EXERCISE => From the entries below, pull out each line where "escritura" appears.

::::

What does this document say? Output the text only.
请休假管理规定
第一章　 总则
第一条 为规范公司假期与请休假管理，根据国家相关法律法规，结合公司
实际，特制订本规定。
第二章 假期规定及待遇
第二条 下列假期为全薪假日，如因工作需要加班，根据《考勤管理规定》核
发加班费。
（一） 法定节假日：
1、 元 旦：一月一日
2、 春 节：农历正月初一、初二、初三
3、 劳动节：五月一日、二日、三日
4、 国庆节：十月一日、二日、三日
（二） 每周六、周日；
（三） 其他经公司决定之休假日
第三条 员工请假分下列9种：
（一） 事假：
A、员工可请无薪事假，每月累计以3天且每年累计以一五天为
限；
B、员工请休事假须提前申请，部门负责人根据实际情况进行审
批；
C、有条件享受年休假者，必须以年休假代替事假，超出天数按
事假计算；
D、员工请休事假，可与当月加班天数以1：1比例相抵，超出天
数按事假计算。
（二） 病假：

::::

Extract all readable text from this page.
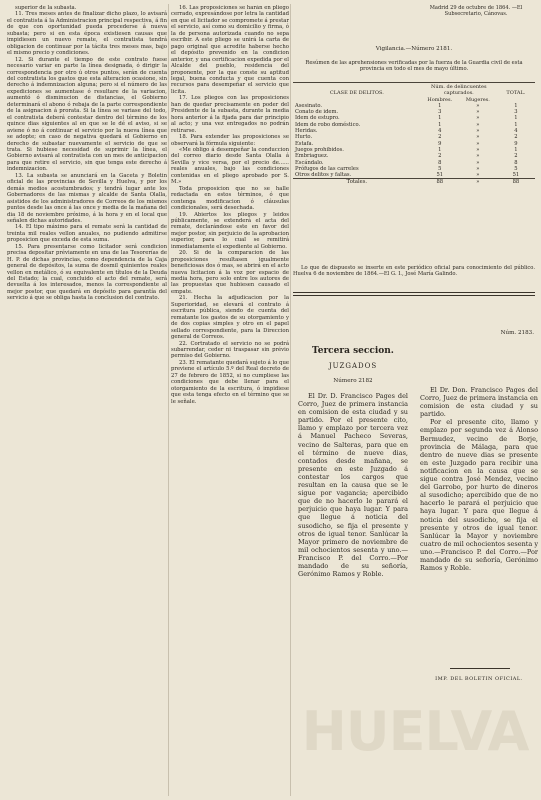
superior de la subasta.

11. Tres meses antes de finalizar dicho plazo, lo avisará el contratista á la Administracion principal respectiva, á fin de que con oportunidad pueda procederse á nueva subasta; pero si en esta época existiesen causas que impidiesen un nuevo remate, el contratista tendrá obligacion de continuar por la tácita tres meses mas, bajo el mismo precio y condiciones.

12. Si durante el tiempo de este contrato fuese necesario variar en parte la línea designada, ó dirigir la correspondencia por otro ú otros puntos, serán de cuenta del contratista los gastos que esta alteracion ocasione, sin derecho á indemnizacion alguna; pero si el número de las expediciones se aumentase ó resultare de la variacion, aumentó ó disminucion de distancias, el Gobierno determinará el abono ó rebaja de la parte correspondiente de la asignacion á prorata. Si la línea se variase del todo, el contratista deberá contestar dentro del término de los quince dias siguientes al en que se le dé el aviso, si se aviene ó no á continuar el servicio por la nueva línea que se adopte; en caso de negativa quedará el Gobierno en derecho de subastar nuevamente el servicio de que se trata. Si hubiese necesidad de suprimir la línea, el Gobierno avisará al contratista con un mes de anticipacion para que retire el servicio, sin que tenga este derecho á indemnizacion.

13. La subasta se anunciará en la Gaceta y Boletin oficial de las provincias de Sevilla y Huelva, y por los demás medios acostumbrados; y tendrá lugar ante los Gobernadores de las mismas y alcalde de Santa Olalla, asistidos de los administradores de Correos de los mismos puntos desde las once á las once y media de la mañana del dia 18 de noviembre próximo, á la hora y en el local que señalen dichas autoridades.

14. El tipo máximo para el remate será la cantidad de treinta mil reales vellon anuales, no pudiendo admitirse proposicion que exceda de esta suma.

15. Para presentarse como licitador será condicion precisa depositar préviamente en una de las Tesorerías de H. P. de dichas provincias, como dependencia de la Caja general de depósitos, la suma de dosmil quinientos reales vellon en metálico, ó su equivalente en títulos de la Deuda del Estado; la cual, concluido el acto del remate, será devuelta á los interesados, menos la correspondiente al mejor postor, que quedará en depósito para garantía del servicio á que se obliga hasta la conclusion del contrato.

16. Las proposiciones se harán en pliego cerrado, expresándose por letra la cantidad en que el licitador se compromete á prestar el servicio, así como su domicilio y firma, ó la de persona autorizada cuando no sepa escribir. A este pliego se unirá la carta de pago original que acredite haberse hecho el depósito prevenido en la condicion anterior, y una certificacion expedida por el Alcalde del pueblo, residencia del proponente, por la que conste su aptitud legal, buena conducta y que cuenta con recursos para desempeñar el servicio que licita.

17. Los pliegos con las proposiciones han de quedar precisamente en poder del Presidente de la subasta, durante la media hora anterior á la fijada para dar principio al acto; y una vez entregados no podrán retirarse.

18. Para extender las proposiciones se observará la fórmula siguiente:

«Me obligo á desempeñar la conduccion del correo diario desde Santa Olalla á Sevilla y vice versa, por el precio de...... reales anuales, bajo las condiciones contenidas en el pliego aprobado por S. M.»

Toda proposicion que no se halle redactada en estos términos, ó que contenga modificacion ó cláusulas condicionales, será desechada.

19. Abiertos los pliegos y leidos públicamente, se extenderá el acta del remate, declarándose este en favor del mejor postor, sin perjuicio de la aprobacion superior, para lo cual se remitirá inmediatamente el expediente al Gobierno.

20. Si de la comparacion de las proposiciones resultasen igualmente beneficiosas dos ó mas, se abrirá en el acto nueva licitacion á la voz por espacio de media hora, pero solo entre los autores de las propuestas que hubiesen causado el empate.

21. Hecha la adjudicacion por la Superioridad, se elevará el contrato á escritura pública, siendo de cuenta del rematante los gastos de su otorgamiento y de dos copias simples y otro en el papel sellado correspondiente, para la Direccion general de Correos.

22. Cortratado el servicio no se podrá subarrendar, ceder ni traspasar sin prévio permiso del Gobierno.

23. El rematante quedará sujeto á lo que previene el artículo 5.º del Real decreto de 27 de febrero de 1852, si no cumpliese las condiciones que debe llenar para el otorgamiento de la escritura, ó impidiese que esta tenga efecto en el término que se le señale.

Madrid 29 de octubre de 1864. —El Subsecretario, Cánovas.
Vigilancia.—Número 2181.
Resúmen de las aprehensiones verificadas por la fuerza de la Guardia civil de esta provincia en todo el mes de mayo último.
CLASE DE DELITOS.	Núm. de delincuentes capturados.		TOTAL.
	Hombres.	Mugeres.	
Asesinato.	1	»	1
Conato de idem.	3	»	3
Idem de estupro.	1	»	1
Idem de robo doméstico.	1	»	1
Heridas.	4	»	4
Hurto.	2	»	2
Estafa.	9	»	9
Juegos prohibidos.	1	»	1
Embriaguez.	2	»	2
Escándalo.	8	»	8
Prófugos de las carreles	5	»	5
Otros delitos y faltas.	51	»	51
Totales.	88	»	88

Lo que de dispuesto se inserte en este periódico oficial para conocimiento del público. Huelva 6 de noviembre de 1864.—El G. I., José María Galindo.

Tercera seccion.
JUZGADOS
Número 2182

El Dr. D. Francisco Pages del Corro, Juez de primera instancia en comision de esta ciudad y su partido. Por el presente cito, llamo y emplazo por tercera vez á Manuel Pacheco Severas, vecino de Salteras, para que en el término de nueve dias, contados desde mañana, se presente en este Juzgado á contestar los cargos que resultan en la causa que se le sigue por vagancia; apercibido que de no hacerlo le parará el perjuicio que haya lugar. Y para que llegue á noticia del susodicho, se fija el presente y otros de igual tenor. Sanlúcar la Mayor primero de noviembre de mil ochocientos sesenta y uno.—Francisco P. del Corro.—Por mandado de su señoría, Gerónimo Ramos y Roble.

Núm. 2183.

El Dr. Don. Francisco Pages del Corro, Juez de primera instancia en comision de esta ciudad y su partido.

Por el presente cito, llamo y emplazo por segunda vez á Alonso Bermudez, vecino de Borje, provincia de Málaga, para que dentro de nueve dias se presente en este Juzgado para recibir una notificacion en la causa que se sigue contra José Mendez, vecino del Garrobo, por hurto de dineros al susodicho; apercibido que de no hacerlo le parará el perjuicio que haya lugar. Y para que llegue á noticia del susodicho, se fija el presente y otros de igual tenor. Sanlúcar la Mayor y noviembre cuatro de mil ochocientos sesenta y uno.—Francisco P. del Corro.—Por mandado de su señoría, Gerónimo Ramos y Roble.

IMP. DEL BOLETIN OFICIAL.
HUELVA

::::

RESPONSE TO THE TASK =>
21. Hecha la adjudicacion por la Superioridad, se elevará el contrato á escritura pública, siendo de cuenta del rematante los gastos de su otorgamiento y de dos copias simples y otro en el papel sellado correspondiente, para la Direccion general de Correos.
23. El rematante quedará sujeto á lo que previene el artículo 5.º del Real decreto de 27 de febrero de 1852, si no cumpliese las condiciones que debe llenar para el otorgamiento de la escritura, ó impidiese que esta tenga efecto en el término que se le señale.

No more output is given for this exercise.